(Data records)
<<<<
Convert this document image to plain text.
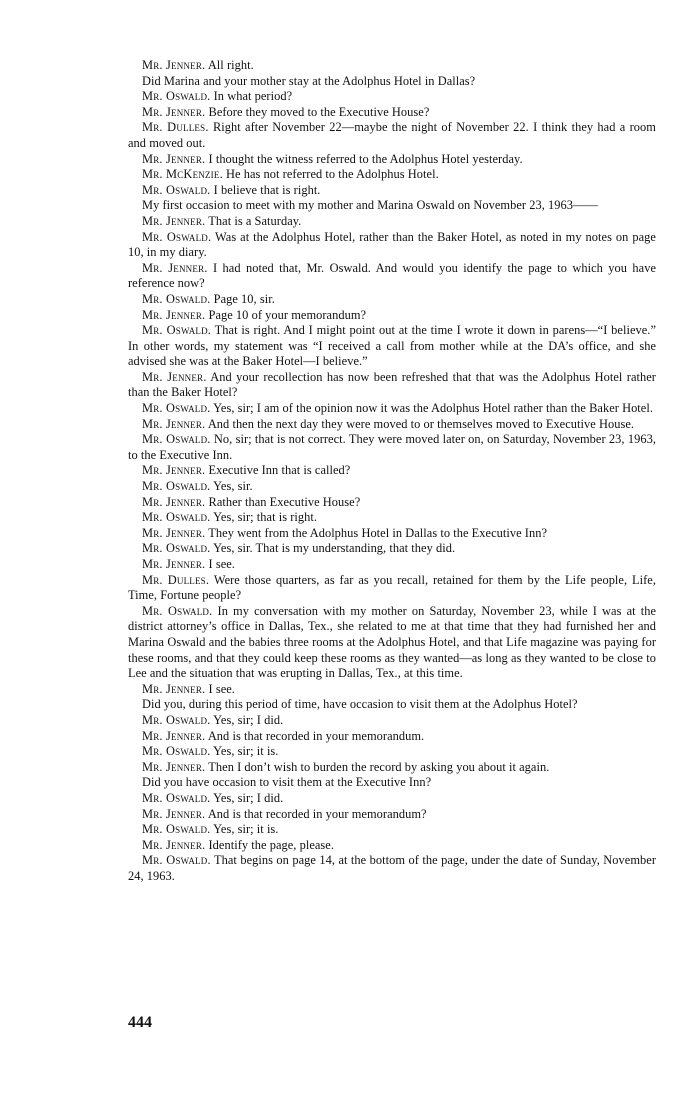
Mr. Jenner. All right.

Did Marina and your mother stay at the Adolphus Hotel in Dallas?

Mr. Oswald. In what period?

Mr. Jenner. Before they moved to the Executive House?

Mr. Dulles. Right after November 22—maybe the night of November 22. I think they had a room and moved out.

Mr. Jenner. I thought the witness referred to the Adolphus Hotel yesterday.

Mr. McKenzie. He has not referred to the Adolphus Hotel.

Mr. Oswald. I believe that is right.

My first occasion to meet with my mother and Marina Oswald on November 23, 1963——

Mr. Jenner. That is a Saturday.

Mr. Oswald. Was at the Adolphus Hotel, rather than the Baker Hotel, as noted in my notes on page 10, in my diary.

Mr. Jenner. I had noted that, Mr. Oswald. And would you identify the page to which you have reference now?

Mr. Oswald. Page 10, sir.

Mr. Jenner. Page 10 of your memorandum?

Mr. Oswald. That is right. And I might point out at the time I wrote it down in parens—“I believe.” In other words, my statement was “I received a call from mother while at the DA’s office, and she advised she was at the Baker Hotel—I believe.”

Mr. Jenner. And your recollection has now been refreshed that that was the Adolphus Hotel rather than the Baker Hotel?

Mr. Oswald. Yes, sir; I am of the opinion now it was the Adolphus Hotel rather than the Baker Hotel.

Mr. Jenner. And then the next day they were moved to or themselves moved to Executive House.

Mr. Oswald. No, sir; that is not correct. They were moved later on, on Saturday, November 23, 1963, to the Executive Inn.

Mr. Jenner. Executive Inn that is called?

Mr. Oswald. Yes, sir.

Mr. Jenner. Rather than Executive House?

Mr. Oswald. Yes, sir; that is right.

Mr. Jenner. They went from the Adolphus Hotel in Dallas to the Executive Inn?

Mr. Oswald. Yes, sir. That is my understanding, that they did.

Mr. Jenner. I see.

Mr. Dulles. Were those quarters, as far as you recall, retained for them by the Life people, Life, Time, Fortune people?

Mr. Oswald. In my conversation with my mother on Saturday, November 23, while I was at the district attorney’s office in Dallas, Tex., she related to me at that time that they had furnished her and Marina Oswald and the babies three rooms at the Adolphus Hotel, and that Life magazine was paying for these rooms, and that they could keep these rooms as they wanted—as long as they wanted to be close to Lee and the situation that was erupting in Dallas, Tex., at this time.

Mr. Jenner. I see.

Did you, during this period of time, have occasion to visit them at the Adolphus Hotel?

Mr. Oswald. Yes, sir; I did.

Mr. Jenner. And is that recorded in your memorandum.

Mr. Oswald. Yes, sir; it is.

Mr. Jenner. Then I don’t wish to burden the record by asking you about it again.

Did you have occasion to visit them at the Executive Inn?

Mr. Oswald. Yes, sir; I did.

Mr. Jenner. And is that recorded in your memorandum?

Mr. Oswald. Yes, sir; it is.

Mr. Jenner. Identify the page, please.

Mr. Oswald. That begins on page 14, at the bottom of the page, under the date of Sunday, November 24, 1963.

444
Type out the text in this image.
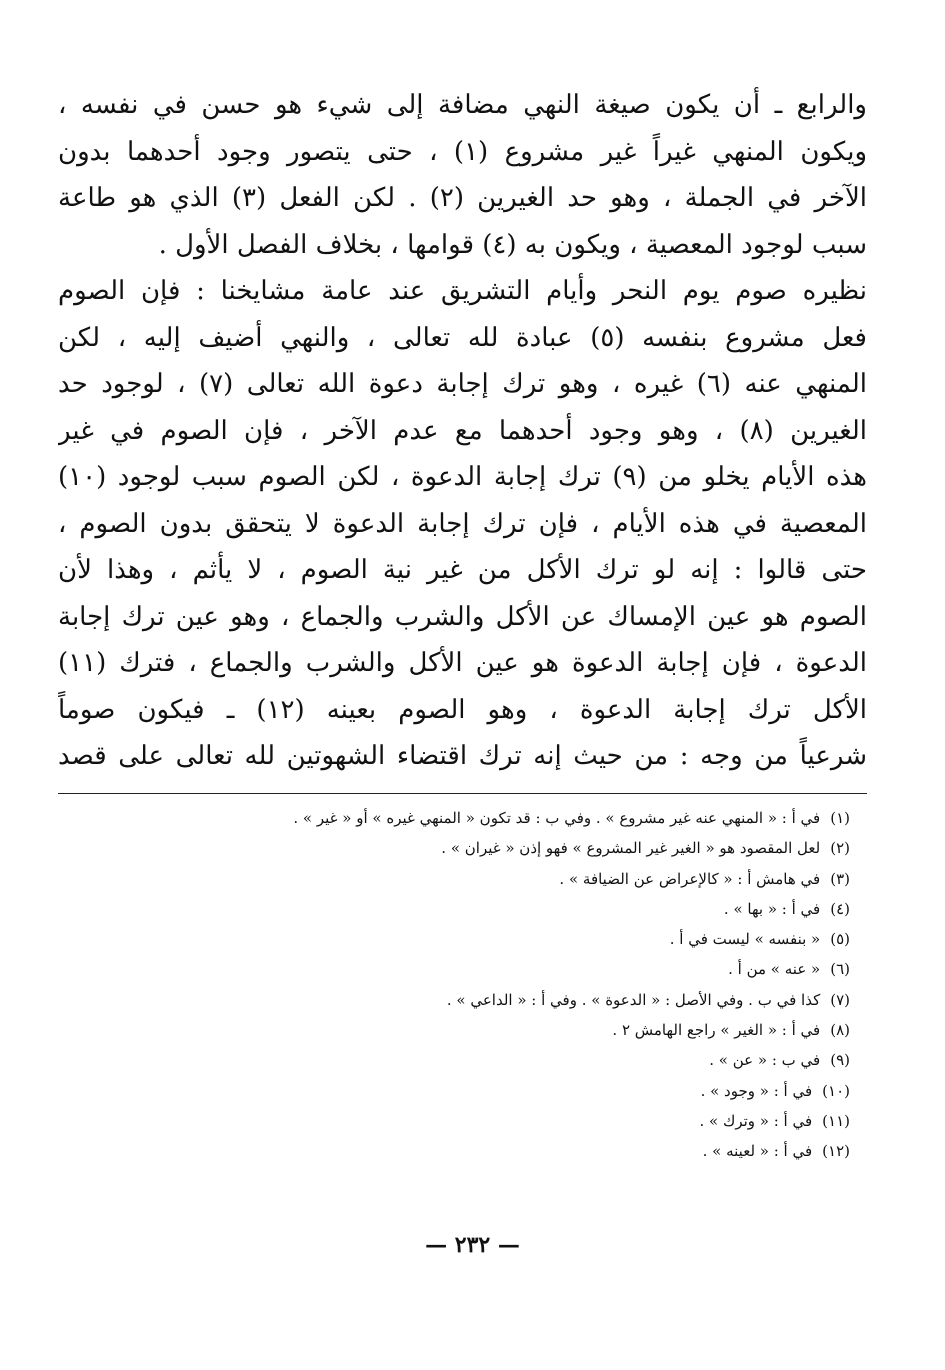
والرابع ـ أن يكون صيغة النهي مضافة إلى شيء هو حسن في نفسه ،
ويكون المنهي غيراً غير مشروع (١) ، حتى يتصور وجود أحدهما بدون
الآخر في الجملة ، وهو حد الغيرين (٢) . لكن الفعل (٣) الذي هو طاعة
سبب لوجود المعصية ، ويكون به (٤) قوامها ، بخلاف الفصل الأول .
نظيره صوم يوم النحر وأيام التشريق عند عامة مشايخنا : فإن الصوم
فعل مشروع بنفسه (٥) عبادة لله تعالى ، والنهي أضيف إليه ، لكن
المنهي عنه (٦) غيره ، وهو ترك إجابة دعوة الله تعالى (٧) ، لوجود حد
الغيرين (٨) ، وهو وجود أحدهما مع عدم الآخر ، فإن الصوم في غير
هذه الأيام يخلو من (٩) ترك إجابة الدعوة ، لكن الصوم سبب لوجود (١٠)
المعصية في هذه الأيام ، فإن ترك إجابة الدعوة لا يتحقق بدون الصوم ،
حتى قالوا : إنه لو ترك الأكل من غير نية الصوم ، لا يأثم ، وهذا لأن
الصوم هو عين الإمساك عن الأكل والشرب والجماع ، وهو عين ترك إجابة
الدعوة ، فإن إجابة الدعوة هو عين الأكل والشرب والجماع ، فترك (١١)
الأكل ترك إجابة الدعوة ، وهو الصوم بعينه (١٢) ـ فيكون صوماً
شرعياً من وجه : من حيث إنه ترك اقتضاء الشهوتين لله تعالى على قصد
(١)في أ : « المنهي عنه غير مشروع » . وفي ب : قد تكون « المنهي غيره » أو « غير » .
(٢)لعل المقصود هو « الغير غير المشروع » فهو إذن « غيران » .
(٣)في هامش أ : « كالإعراض عن الضيافة » .
(٤)في أ : « بها » .
(٥)« بنفسه » ليست في أ .
(٦)« عنه » من أ .
(٧)كذا في ب . وفي الأصل : « الدعوة » . وفي أ : « الداعي » .
(٨)في أ : « الغير » راجع الهامش ٢ .
(٩)في ب : « عن » .
(١٠)في أ : « وجود » .
(١١)في أ : « وترك » .
(١٢)في أ : « لعينه » .
— ٢٣٢ —
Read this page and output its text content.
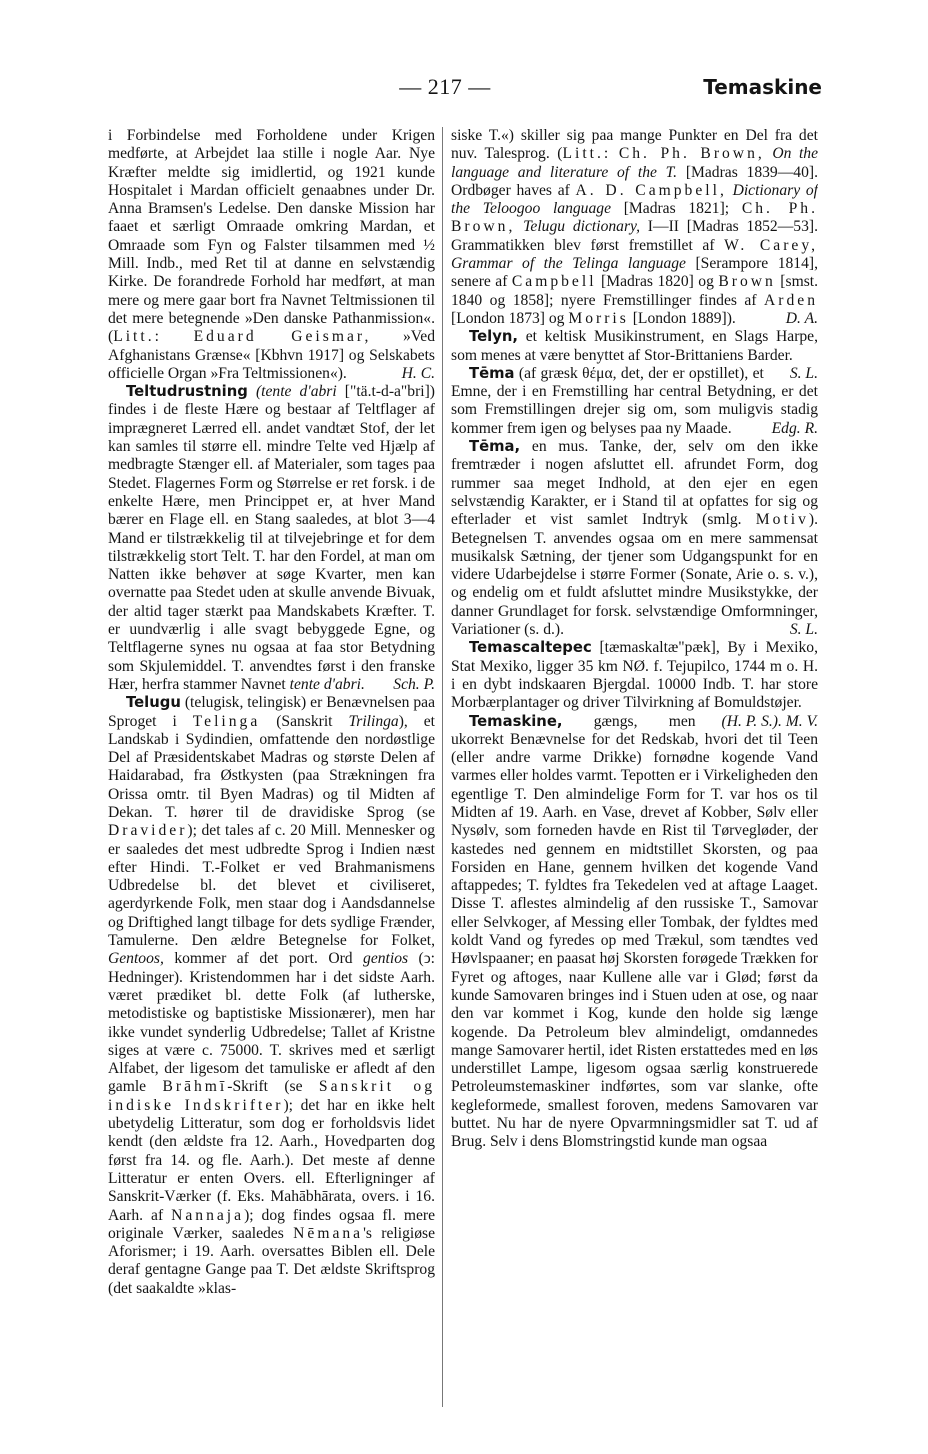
— 217 —	Temaskine

i Forbindelse med Forholdene under Krigen medførte, at Arbejdet laa stille i nogle Aar. Nye Kræfter meldte sig imidlertid, og 1921 kunde Hospitalet i Mardan officielt genaabnes under Dr. Anna Bramsen's Ledelse. Den danske Mission har faaet et særligt Omraade omkring Mardan, et Omraade som Fyn og Falster tilsammen med ½ Mill. Indb., med Ret til at danne en selvstændig Kirke. De forandrede Forhold har medført, at man mere og mere gaar bort fra Navnet Teltmissionen til det mere betegnende »Den danske Pathanmission«. (Litt.: Eduard Geismar, »Ved Afghanistans Grænse« [Kbhvn 1917] og Selskabets officielle Organ »Fra Teltmissionen«).	H. C.

Teltudrustning (tente d'abri ["tä.t-d-a"bri]) findes i de fleste Hære og bestaar af Teltflager af imprægneret Lærred ell. andet vandtæt Stof, der let kan samles til større ell. mindre Telte ved Hjælp af medbragte Stænger ell. af Materialer, som tages paa Stedet. Flagernes Form og Størrelse er ret forsk. i de enkelte Hære, men Princippet er, at hver Mand bærer en Flage ell. en Stang saaledes, at blot 3—4 Mand er tilstrækkelig til at tilvejebringe et for dem tilstrækkelig stort Telt. T. har den Fordel, at man om Natten ikke behøver at søge Kvarter, men kan overnatte paa Stedet uden at skulle anvende Bivuak, der altid tager stærkt paa Mandskabets Kræfter. T. er uundværlig i alle svagt bebyggede Egne, og Teltflagerne synes nu ogsaa at faa stor Betydning som Skjulemiddel. T. anvendtes først i den franske Hær, herfra stammer Navnet tente d'abri.	Sch. P.

Telugu (telugisk, telingisk) er Benævnelsen paa Sproget i Telinga (Sanskrit Trilinga), et Landskab i Sydindien, omfattende den nordøstlige Del af Præsidentskabet Madras og største Delen af Haidarabad, fra Østkysten (paa Strækningen fra Orissa omtr. til Byen Madras) og til Midten af Dekan. T. hører til de dravidiske Sprog (se Dravider); det tales af c. 20 Mill. Mennesker og er saaledes det mest udbredte Sprog i Indien næst efter Hindi. T.-Folket er ved Brahmanismens Udbredelse bl. det blevet et civiliseret, agerdyrkende Folk, men staar dog i Aandsdannelse og Driftighed langt tilbage for dets sydlige Frænder, Tamulerne. Den ældre Betegnelse for Folket, Gentoos, kommer af det port. Ord gentios (ↄ: Hedninger). Kristendommen har i det sidste Aarh. været prædiket bl. dette Folk (af lutherske, metodistiske og baptistiske Missionærer), men har ikke vundet synderlig Udbredelse; Tallet af Kristne siges at være c. 75000. T. skrives med et særligt Alfabet, der ligesom det tamuliske er afledt af den gamle Brāhmī-Skrift (se Sanskrit og indiske Indskrifter); det har en ikke helt ubetydelig Litteratur, som dog er forholdsvis lidet kendt (den ældste fra 12. Aarh., Hovedparten dog først fra 14. og fle. Aarh.). Det meste af denne Litteratur er enten Overs. ell. Efterligninger af Sanskrit-Værker (f. Eks. Mahābhārata, overs. i 16. Aarh. af Nannaja); dog findes ogsaa fl. mere originale Værker, saaledes Nēmana's religiøse Aforismer; i 19. Aarh. oversattes Biblen ell. Dele deraf gentagne Gange paa T. Det ældste Skriftsprog (det saakaldte »klas-

siske T.«) skiller sig paa mange Punkter en Del fra det nuv. Talesprog. (Litt.: Ch. Ph. Brown, On the language and literature of the T. [Madras 1839—40]. Ordbøger haves af A. D. Campbell, Dictionary of the Teloogoo language [Madras 1821]; Ch. Ph. Brown, Telugu dictionary, I—II [Madras 1852—53]. Grammatikken blev først fremstillet af W. Carey, Grammar of the Telinga language [Serampore 1814], senere af Campbell [Madras 1820] og Brown [smst. 1840 og 1858]; nyere Fremstillinger findes af Arden [London 1873] og Morris [London 1889]).	D. A.

Telyn, et keltisk Musikinstrument, en Slags Harpe, som menes at være benyttet af Stor-Brittaniens Barder.
S. L.

Tēma (af græsk θέμα, det, der er opstillet), et Emne, der i en Fremstilling har central Betydning, er det som Fremstillingen drejer sig om, som muligvis stadig kommer frem igen og belyses paa ny Maade.	Edg. R.

Tēma, en mus. Tanke, der, selv om den ikke fremtræder i nogen afsluttet ell. afrundet Form, dog rummer saa meget Indhold, at den ejer en egen selvstændig Karakter, er i Stand til at opfattes for sig og efterlader et vist samlet Indtryk (smlg. Motiv). Betegnelsen T. anvendes ogsaa om en mere sammensat musikalsk Sætning, der tjener som Udgangspunkt for en videre Udarbejdelse i større Former (Sonate, Arie o. s. v.), og endelig om et fuldt afsluttet mindre Musikstykke, der danner Grundlaget for forsk. selvstændige Omformninger, Variationer (s. d.).	S. L.

Temascaltepec [tæmaskaltæ"pæk], By i Mexiko, Stat Mexiko, ligger 35 km NØ. f. Tejupilco, 1744 m o. H. i en dybt indskaaren Bjergdal. 10000 Indb. T. har store Morbærplantager og driver Tilvirkning af Bomuldstøjer.
(H. P. S.). M. V.

Temaskine, gængs, men ukorrekt Benævnelse for det Redskab, hvori det til Teen (eller andre varme Drikke) fornødne kogende Vand varmes eller holdes varmt. Tepotten er i Virkeligheden den egentlige T. Den almindelige Form for T. var hos os til Midten af 19. Aarh. en Vase, drevet af Kobber, Sølv eller Nysølv, som forneden havde en Rist til Tørvegløder, der kastedes ned gennem en midtstillet Skorsten, og paa Forsiden en Hane, gennem hvilken det kogende Vand aftappedes; T. fyldtes fra Tekedelen ved at aftage Laaget. Disse T. aflestes almindelig af den russiske T., Samovar eller Selvkoger, af Messing eller Tombak, der fyldtes med koldt Vand og fyredes op med Trækul, som tændtes ved Høvlspaaner; en paasat høj Skorsten forøgede Trækken for Fyret og aftoges, naar Kullene alle var i Glød; først da kunde Samovaren bringes ind i Stuen uden at ose, og naar den var kommet i Kog, kunde den holde sig længe kogende. Da Petroleum blev almindeligt, omdannedes mange Samovarer hertil, idet Risten erstattedes med en løs understillet Lampe, ligesom ogsaa særlig konstruerede Petroleumstemaskiner indførtes, som var slanke, ofte kegleformede, smallest foroven, medens Samovaren var buttet. Nu har de nyere Opvarmningsmidler sat T. ud af Brug. Selv i dens Blomstringstid kunde man ogsaa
>>>>
From the entries above, copy out every line where the string "الآخر" appears.

الآخر في الجملة ، وهو حد الغيرين (٢) . لكن الفعل (٣) الذي هو طاعة
الغيرين (٨) ، وهو وجود أحدهما مع عدم الآخر ، فإن الصوم في غير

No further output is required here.